(begin)
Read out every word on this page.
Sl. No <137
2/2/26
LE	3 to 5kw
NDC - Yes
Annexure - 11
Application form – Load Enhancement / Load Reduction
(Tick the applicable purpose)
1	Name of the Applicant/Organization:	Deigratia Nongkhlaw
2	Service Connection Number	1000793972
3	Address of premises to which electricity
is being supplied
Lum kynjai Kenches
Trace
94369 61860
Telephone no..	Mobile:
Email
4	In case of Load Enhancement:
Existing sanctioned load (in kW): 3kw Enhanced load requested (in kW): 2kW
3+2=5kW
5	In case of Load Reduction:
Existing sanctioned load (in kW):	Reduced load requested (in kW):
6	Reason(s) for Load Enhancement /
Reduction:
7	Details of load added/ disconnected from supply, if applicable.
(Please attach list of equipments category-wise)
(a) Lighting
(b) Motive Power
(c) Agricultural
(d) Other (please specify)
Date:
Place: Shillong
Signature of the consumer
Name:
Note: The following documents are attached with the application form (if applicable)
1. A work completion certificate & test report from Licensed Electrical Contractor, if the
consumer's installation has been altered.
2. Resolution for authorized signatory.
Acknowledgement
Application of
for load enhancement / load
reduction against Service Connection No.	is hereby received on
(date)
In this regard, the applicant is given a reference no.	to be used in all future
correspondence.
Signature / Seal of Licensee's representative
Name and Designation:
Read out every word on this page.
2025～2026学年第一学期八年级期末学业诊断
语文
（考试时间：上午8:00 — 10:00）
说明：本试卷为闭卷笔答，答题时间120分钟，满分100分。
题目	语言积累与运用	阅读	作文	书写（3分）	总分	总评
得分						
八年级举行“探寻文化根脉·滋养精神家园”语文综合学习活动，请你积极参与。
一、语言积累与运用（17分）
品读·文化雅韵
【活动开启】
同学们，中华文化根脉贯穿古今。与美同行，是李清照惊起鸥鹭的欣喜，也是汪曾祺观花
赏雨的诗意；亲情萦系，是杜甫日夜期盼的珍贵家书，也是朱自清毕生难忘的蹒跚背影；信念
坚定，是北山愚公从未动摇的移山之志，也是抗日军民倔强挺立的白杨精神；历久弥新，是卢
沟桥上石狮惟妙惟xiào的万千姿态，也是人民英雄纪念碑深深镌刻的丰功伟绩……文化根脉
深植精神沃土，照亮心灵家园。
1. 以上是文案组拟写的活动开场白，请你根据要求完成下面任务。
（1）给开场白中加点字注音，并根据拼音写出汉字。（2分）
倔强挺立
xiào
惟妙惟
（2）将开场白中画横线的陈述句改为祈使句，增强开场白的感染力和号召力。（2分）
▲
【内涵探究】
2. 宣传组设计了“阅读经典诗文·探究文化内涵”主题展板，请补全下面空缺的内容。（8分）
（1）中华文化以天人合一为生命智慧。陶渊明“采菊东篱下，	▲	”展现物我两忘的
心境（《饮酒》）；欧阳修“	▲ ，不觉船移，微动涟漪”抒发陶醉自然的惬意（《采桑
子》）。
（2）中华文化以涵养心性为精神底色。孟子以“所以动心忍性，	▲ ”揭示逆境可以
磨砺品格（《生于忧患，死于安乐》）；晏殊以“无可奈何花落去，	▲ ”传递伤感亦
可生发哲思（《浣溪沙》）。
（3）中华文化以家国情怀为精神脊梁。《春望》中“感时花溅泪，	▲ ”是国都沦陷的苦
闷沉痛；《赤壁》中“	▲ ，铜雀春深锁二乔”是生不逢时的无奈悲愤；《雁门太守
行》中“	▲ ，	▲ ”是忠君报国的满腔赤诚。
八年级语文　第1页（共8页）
(end)
- Job -
Word for word, restate all of the data shown above.

- Right answer -
Read out every word on this page.
Sl. No <137
2/2/26
LE	3 to 5kw
NDC - Yes
Annexure - 11
Application form – Load Enhancement / Load Reduction
(Tick the applicable purpose)
1	Name of the Applicant/Organization:	Deigratia Nongkhlaw
2	Service Connection Number	1000793972
3	Address of premises to which electricity
is being supplied
Lum kynjai Kenches
Trace
94369 61860
Telephone no..	Mobile:
Email
4	In case of Load Enhancement:
Existing sanctioned load (in kW): 3kw Enhanced load requested (in kW): 2kW
3+2=5kW
5	In case of Load Reduction:
Existing sanctioned load (in kW):	Reduced load requested (in kW):
6	Reason(s) for Load Enhancement /
Reduction:
7	Details of load added/ disconnected from supply, if applicable.
(Please attach list of equipments category-wise)
(a) Lighting
(b) Motive Power
(c) Agricultural
(d) Other (please specify)
Date:
Place: Shillong
Signature of the consumer
Name:
Note: The following documents are attached with the application form (if applicable)
1. A work completion certificate & test report from Licensed Electrical Contractor, if the
consumer's installation has been altered.
2. Resolution for authorized signatory.
Acknowledgement
Application of
for load enhancement / load
reduction against Service Connection No.	is hereby received on
(date)
In this regard, the applicant is given a reference no.	to be used in all future
correspondence.
Signature / Seal of Licensee's representative
Name and Designation:
Read out every word on this page.
2025～2026学年第一学期八年级期末学业诊断
语文
（考试时间：上午8:00 — 10:00）
说明：本试卷为闭卷笔答，答题时间120分钟，满分100分。
题目	语言积累与运用	阅读	作文	书写（3分）	总分	总评
得分						
八年级举行“探寻文化根脉·滋养精神家园”语文综合学习活动，请你积极参与。
一、语言积累与运用（17分）
品读·文化雅韵
【活动开启】
同学们，中华文化根脉贯穿古今。与美同行，是李清照惊起鸥鹭的欣喜，也是汪曾祺观花
赏雨的诗意；亲情萦系，是杜甫日夜期盼的珍贵家书，也是朱自清毕生难忘的蹒跚背影；信念
坚定，是北山愚公从未动摇的移山之志，也是抗日军民倔强挺立的白杨精神；历久弥新，是卢
沟桥上石狮惟妙惟xiào的万千姿态，也是人民英雄纪念碑深深镌刻的丰功伟绩……文化根脉
深植精神沃土，照亮心灵家园。
1. 以上是文案组拟写的活动开场白，请你根据要求完成下面任务。
（1）给开场白中加点字注音，并根据拼音写出汉字。（2分）
倔强挺立
xiào
惟妙惟
（2）将开场白中画横线的陈述句改为祈使句，增强开场白的感染力和号召力。（2分）
▲
【内涵探究】
2. 宣传组设计了“阅读经典诗文·探究文化内涵”主题展板，请补全下面空缺的内容。（8分）
（1）中华文化以天人合一为生命智慧。陶渊明“采菊东篱下，	▲	”展现物我两忘的
心境（《饮酒》）；欧阳修“	▲ ，不觉船移，微动涟漪”抒发陶醉自然的惬意（《采桑
子》）。
（2）中华文化以涵养心性为精神底色。孟子以“所以动心忍性，	▲ ”揭示逆境可以
磨砺品格（《生于忧患，死于安乐》）；晏殊以“无可奈何花落去，	▲ ”传递伤感亦
可生发哲思（《浣溪沙》）。
（3）中华文化以家国情怀为精神脊梁。《春望》中“感时花溅泪，	▲ ”是国都沦陷的苦
闷沉痛；《赤壁》中“	▲ ，铜雀春深锁二乔”是生不逢时的无奈悲愤；《雁门太守
行》中“	▲ ，	▲ ”是忠君报国的满腔赤诚。
八年级语文　第1页（共8页）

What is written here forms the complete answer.